▶ _WHAT THIS TASK INVOLVES_
Every record below should be transcribed exactly. Omit the images.

((

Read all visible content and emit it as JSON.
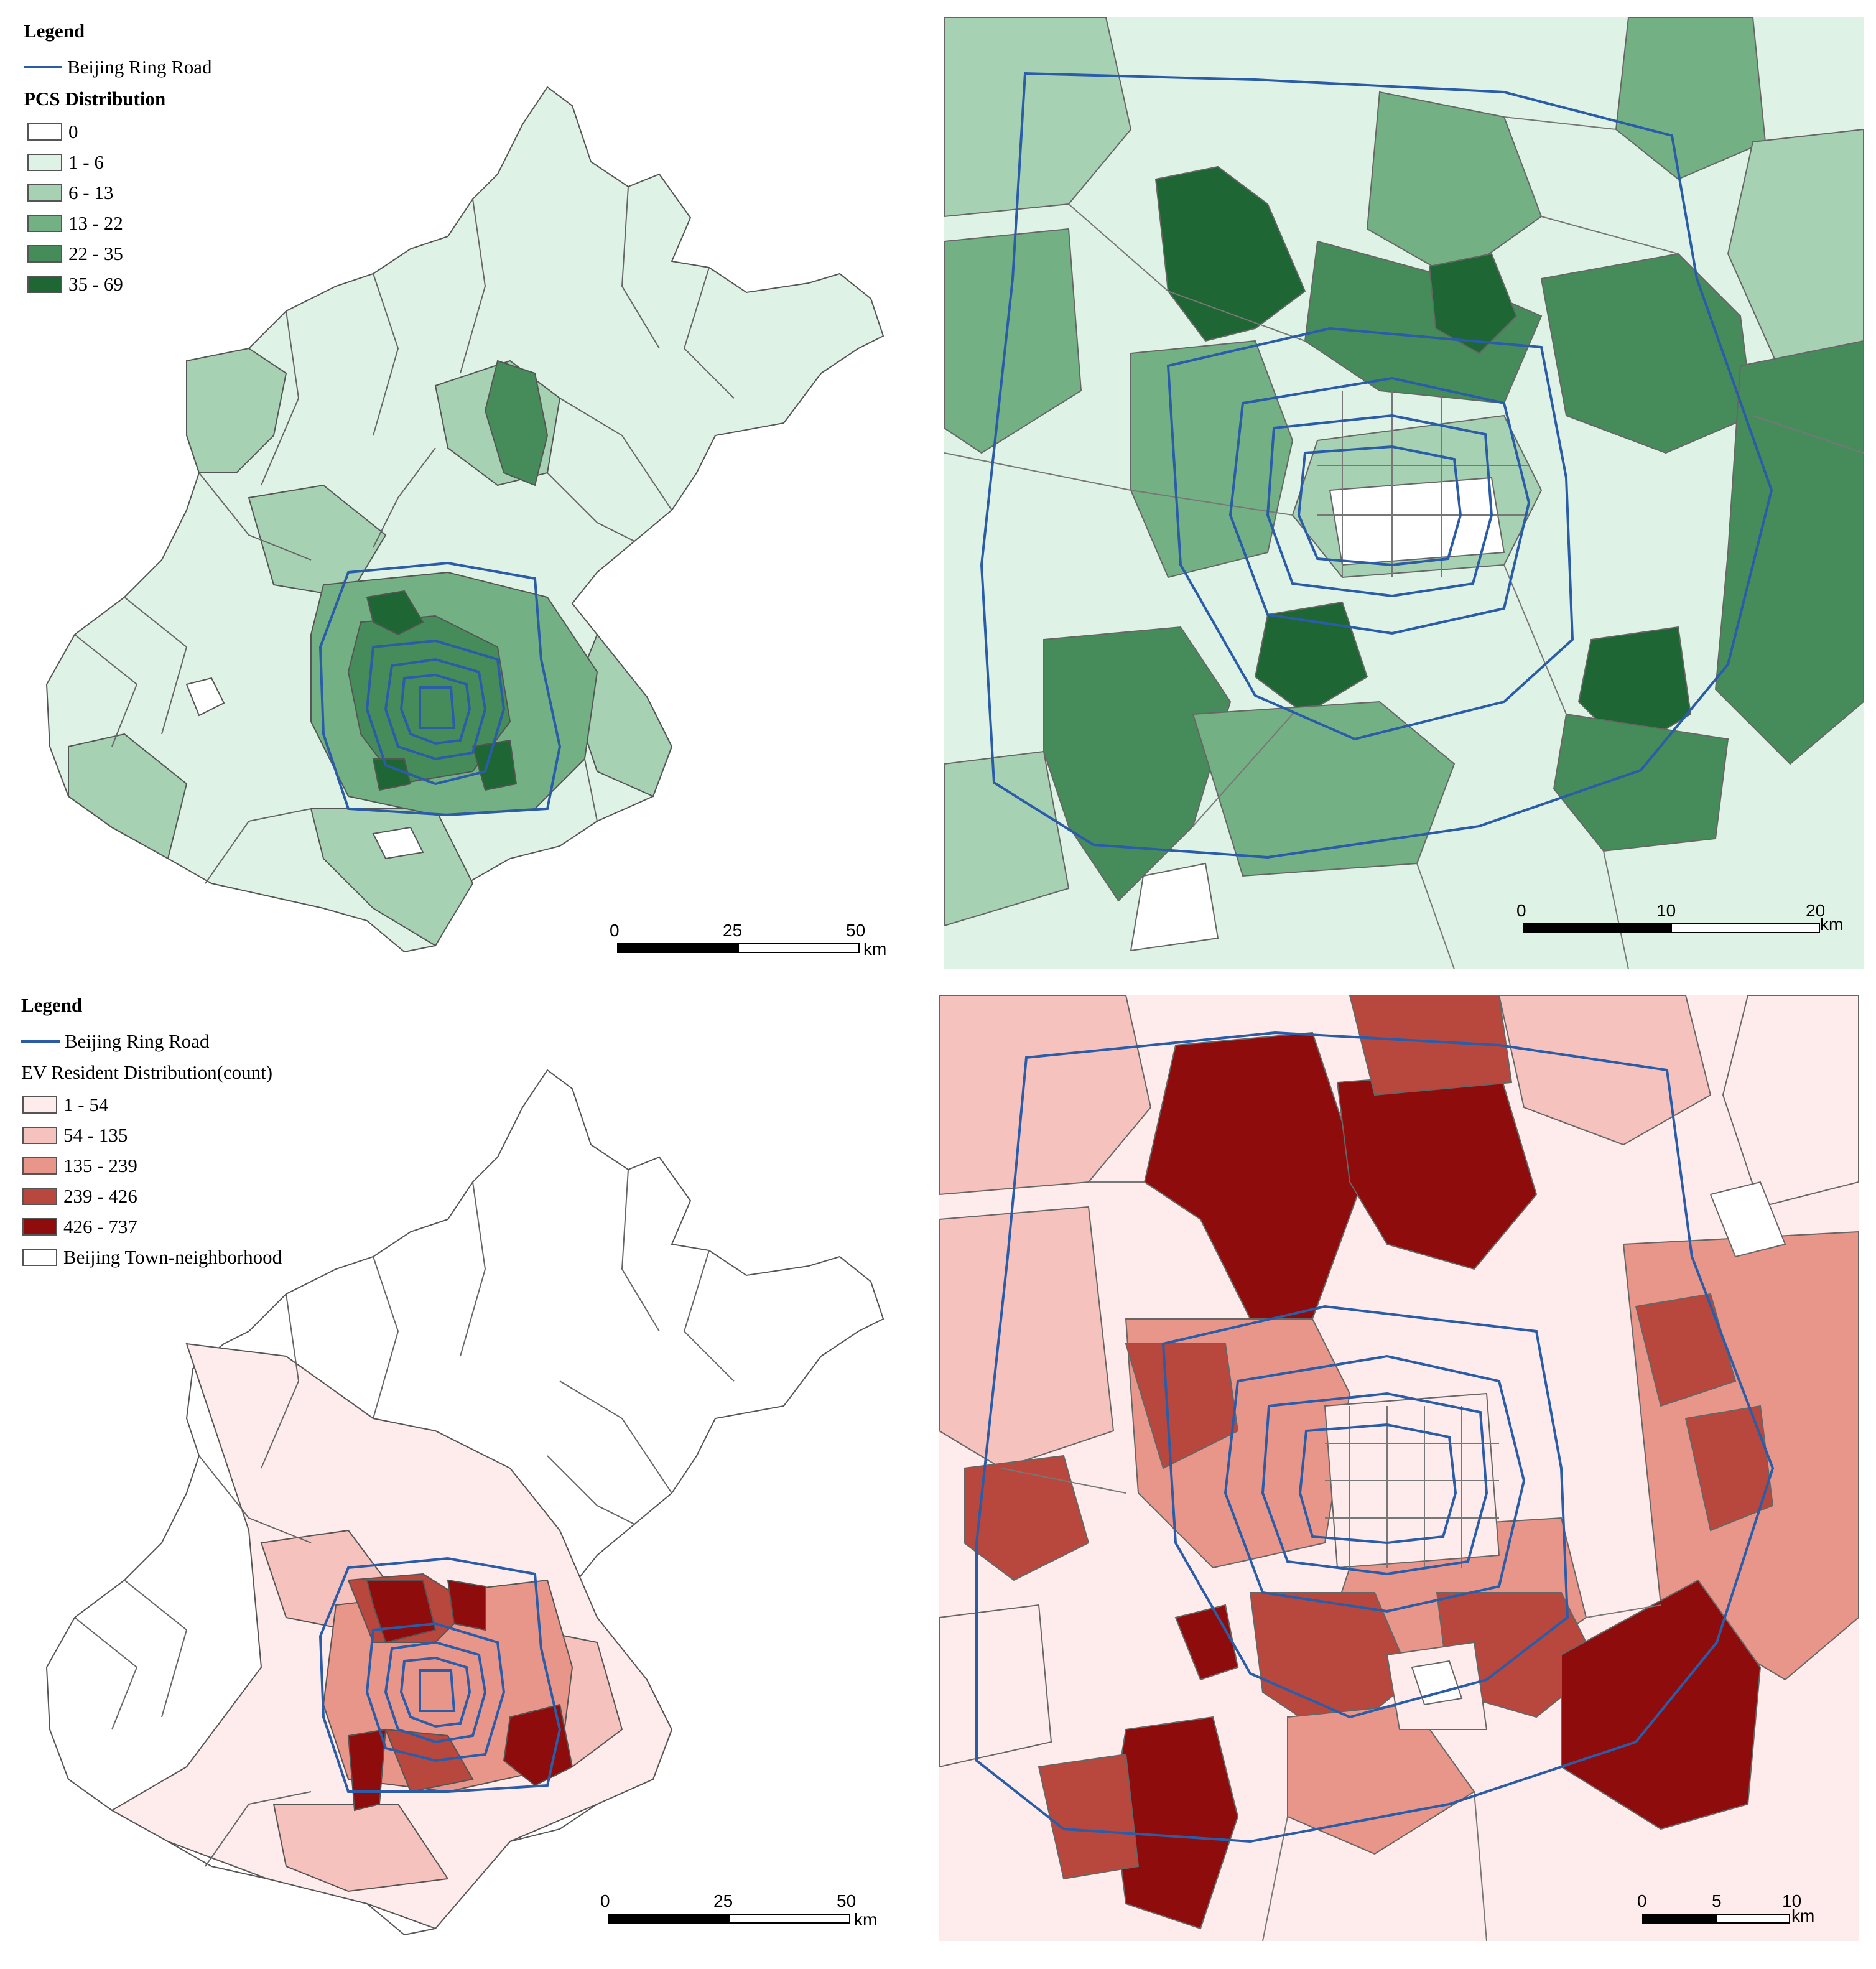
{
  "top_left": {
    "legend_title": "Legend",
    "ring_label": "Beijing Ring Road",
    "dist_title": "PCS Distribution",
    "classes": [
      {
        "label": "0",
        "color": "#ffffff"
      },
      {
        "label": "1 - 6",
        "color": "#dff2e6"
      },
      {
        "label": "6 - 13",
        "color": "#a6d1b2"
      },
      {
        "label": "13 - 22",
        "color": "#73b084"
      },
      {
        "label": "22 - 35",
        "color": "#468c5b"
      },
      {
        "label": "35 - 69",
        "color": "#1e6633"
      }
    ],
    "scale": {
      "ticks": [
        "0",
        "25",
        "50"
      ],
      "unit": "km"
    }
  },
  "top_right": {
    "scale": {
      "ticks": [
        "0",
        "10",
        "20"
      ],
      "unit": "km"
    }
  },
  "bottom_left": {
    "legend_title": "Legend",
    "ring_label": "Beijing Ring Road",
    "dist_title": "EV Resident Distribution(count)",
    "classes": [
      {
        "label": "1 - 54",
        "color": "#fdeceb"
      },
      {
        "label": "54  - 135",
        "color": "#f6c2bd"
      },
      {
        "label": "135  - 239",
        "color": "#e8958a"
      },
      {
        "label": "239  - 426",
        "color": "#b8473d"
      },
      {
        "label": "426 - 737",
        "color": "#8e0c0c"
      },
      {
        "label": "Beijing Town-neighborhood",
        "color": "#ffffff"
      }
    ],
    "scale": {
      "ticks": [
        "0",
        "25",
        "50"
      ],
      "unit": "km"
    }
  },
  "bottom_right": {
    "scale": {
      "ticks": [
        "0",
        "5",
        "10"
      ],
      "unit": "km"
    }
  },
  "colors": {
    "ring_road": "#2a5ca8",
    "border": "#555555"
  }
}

))

▶ _WRITTEN SOLUTION_
Read all visible content and emit it as JSON.
{
  "top_left": {
    "legend_title": "Legend",
    "ring_label": "Beijing Ring Road",
    "dist_title": "PCS Distribution",
    "classes": [
      {
        "label": "0",
        "color": "#ffffff"
      },
      {
        "label": "1 - 6",
        "color": "#dff2e6"
      },
      {
        "label": "6 - 13",
        "color": "#a6d1b2"
      },
      {
        "label": "13 - 22",
        "color": "#73b084"
      },
      {
        "label": "22 - 35",
        "color": "#468c5b"
      },
      {
        "label": "35 - 69",
        "color": "#1e6633"
      }
    ],
    "scale": {
      "ticks": [
        "0",
        "25",
        "50"
      ],
      "unit": "km"
    }
  },
  "top_right": {
    "scale": {
      "ticks": [
        "0",
        "10",
        "20"
      ],
      "unit": "km"
    }
  },
  "bottom_left": {
    "legend_title": "Legend",
    "ring_label": "Beijing Ring Road",
    "dist_title": "EV Resident Distribution(count)",
    "classes": [
      {
        "label": "1 - 54",
        "color": "#fdeceb"
      },
      {
        "label": "54  - 135",
        "color": "#f6c2bd"
      },
      {
        "label": "135  - 239",
        "color": "#e8958a"
      },
      {
        "label": "239  - 426",
        "color": "#b8473d"
      },
      {
        "label": "426 - 737",
        "color": "#8e0c0c"
      },
      {
        "label": "Beijing Town-neighborhood",
        "color": "#ffffff"
      }
    ],
    "scale": {
      "ticks": [
        "0",
        "25",
        "50"
      ],
      "unit": "km"
    }
  },
  "bottom_right": {
    "scale": {
      "ticks": [
        "0",
        "5",
        "10"
      ],
      "unit": "km"
    }
  },
  "colors": {
    "ring_road": "#2a5ca8",
    "border": "#555555"
  }
}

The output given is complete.